### Instructions to follow
Of the lines listed below, how many contain the string "this"? Answer with the number alone.

-- Input rows start --

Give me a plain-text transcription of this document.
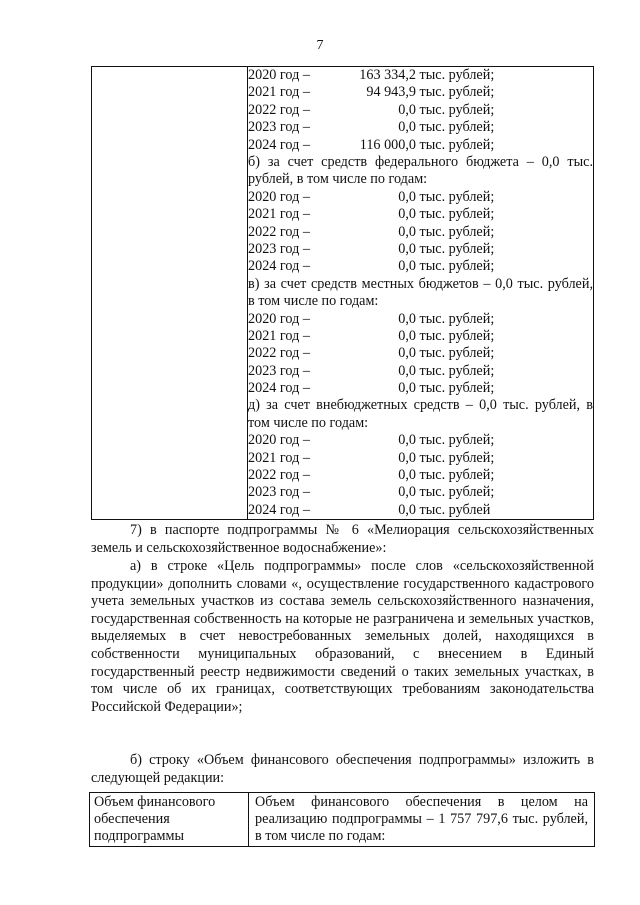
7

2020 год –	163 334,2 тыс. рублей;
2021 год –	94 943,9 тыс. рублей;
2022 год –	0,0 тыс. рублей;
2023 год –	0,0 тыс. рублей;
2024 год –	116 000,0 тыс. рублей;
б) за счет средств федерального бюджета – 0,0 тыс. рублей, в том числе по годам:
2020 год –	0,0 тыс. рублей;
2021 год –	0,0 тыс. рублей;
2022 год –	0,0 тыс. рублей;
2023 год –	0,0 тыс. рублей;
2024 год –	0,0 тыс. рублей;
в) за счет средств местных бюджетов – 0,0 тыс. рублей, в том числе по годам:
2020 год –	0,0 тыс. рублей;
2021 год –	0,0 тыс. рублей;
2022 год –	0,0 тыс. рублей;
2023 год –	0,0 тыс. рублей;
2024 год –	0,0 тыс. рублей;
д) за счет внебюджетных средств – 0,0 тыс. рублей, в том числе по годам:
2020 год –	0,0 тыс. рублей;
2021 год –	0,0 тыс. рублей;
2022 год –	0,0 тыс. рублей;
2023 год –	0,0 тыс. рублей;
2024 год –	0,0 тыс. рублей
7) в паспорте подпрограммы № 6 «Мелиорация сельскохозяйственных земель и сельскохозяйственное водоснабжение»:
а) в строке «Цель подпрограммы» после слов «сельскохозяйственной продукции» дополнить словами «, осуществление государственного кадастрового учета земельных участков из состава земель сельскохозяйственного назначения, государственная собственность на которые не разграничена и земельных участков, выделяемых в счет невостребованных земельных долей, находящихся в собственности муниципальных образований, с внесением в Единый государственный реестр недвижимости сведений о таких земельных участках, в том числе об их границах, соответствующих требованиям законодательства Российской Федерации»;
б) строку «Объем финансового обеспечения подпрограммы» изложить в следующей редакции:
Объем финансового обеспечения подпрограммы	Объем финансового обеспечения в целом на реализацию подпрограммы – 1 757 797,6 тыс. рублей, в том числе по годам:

-- Input rows end --
-- Input rows start --

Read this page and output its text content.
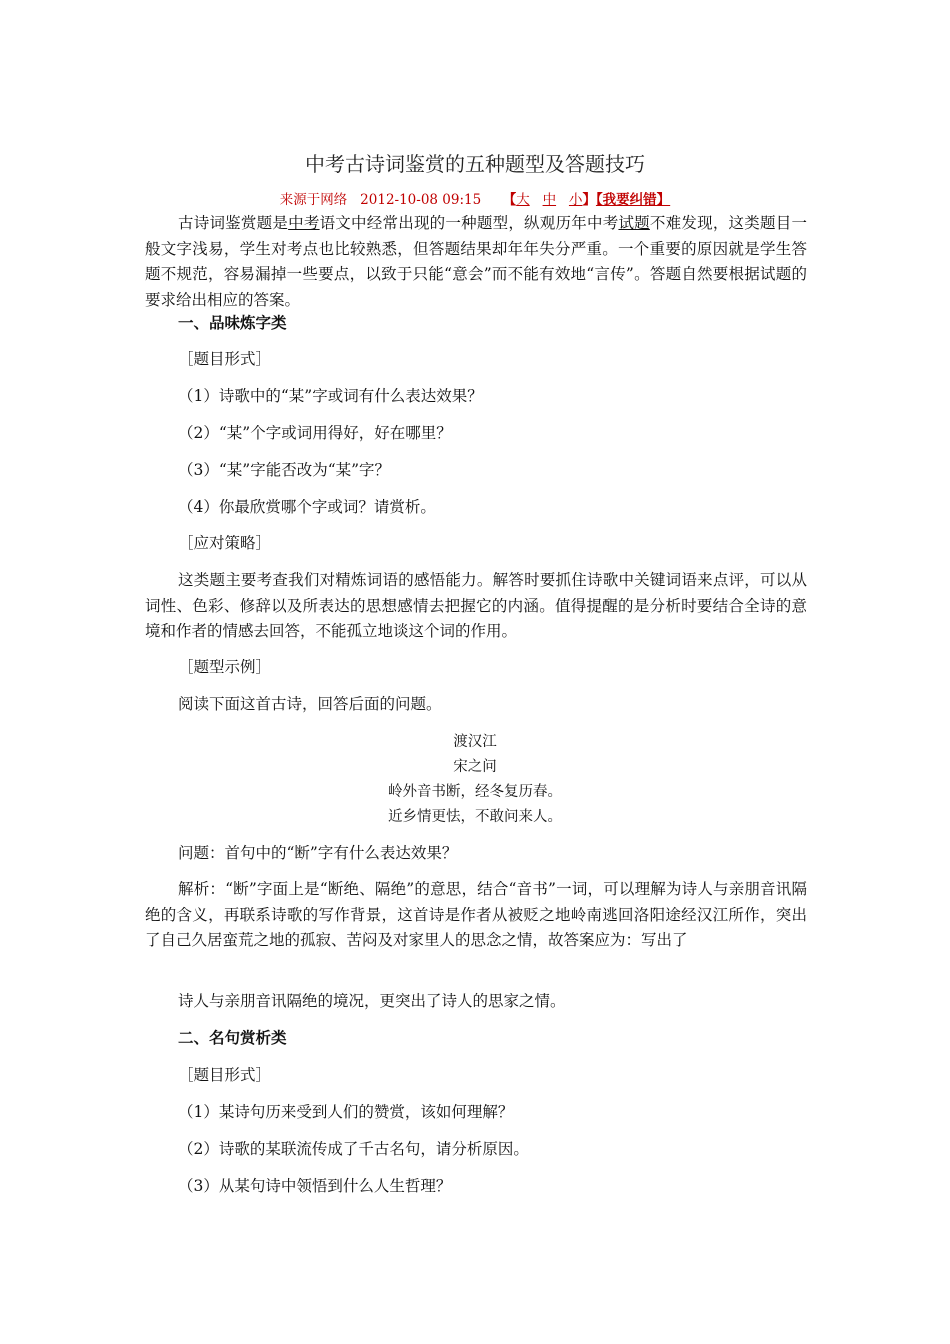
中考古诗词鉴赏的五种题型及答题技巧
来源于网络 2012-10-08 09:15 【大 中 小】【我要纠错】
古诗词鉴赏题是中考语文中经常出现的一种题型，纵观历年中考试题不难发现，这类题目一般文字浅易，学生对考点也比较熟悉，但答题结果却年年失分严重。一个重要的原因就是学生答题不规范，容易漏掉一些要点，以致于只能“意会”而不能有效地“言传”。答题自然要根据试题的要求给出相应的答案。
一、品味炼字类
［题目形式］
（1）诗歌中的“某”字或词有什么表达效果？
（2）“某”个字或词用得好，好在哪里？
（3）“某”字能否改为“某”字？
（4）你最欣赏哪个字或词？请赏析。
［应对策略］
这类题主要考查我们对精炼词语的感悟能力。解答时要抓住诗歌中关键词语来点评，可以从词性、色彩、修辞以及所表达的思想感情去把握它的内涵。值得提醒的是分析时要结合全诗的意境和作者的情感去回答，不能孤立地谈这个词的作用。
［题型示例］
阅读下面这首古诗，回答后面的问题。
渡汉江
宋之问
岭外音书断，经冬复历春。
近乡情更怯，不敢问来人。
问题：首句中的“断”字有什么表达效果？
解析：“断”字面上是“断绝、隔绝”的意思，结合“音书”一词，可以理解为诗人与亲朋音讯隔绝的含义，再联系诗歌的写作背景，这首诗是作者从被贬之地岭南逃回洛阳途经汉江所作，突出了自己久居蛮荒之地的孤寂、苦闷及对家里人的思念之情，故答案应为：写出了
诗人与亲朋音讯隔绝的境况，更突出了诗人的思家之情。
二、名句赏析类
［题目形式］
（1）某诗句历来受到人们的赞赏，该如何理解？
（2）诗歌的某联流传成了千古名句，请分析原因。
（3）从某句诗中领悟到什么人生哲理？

-- Input rows end --
-- Input rows start --

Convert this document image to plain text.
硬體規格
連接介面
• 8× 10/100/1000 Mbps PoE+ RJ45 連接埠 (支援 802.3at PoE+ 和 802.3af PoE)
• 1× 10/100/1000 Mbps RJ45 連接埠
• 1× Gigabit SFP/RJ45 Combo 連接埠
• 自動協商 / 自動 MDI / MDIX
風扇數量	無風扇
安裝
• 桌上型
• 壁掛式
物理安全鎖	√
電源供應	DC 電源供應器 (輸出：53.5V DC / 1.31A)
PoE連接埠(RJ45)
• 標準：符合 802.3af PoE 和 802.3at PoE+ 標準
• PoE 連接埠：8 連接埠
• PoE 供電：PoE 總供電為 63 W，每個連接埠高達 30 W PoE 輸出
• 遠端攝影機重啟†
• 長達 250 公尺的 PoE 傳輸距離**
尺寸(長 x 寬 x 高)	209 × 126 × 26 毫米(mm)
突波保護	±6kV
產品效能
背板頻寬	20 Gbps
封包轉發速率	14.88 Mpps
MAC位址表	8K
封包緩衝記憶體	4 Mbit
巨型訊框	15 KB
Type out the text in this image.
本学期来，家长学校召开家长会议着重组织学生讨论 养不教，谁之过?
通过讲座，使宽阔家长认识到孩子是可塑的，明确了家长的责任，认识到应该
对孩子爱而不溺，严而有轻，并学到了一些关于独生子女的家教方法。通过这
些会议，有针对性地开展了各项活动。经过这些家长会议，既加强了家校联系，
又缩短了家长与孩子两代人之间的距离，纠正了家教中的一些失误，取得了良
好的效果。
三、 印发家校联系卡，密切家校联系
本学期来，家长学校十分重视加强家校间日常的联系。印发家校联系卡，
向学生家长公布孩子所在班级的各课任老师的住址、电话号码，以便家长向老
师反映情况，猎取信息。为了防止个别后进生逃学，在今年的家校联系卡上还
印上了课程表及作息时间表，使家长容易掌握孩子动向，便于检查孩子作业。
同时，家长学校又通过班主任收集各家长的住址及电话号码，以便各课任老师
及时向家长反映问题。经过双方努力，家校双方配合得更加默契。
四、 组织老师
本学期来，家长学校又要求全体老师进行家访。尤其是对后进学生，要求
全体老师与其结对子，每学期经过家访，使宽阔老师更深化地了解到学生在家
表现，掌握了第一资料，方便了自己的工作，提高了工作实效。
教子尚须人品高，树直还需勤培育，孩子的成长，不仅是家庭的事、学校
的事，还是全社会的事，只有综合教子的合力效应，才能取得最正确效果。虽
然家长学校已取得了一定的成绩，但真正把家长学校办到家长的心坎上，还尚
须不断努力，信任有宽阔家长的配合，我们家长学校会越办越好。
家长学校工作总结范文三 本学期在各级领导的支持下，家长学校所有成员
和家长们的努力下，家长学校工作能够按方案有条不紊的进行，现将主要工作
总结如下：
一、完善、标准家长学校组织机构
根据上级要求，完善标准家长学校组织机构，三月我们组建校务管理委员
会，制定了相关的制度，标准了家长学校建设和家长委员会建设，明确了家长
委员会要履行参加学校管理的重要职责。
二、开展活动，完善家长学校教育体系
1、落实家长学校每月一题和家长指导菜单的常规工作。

-- Input rows end --

### Answer to the problem
4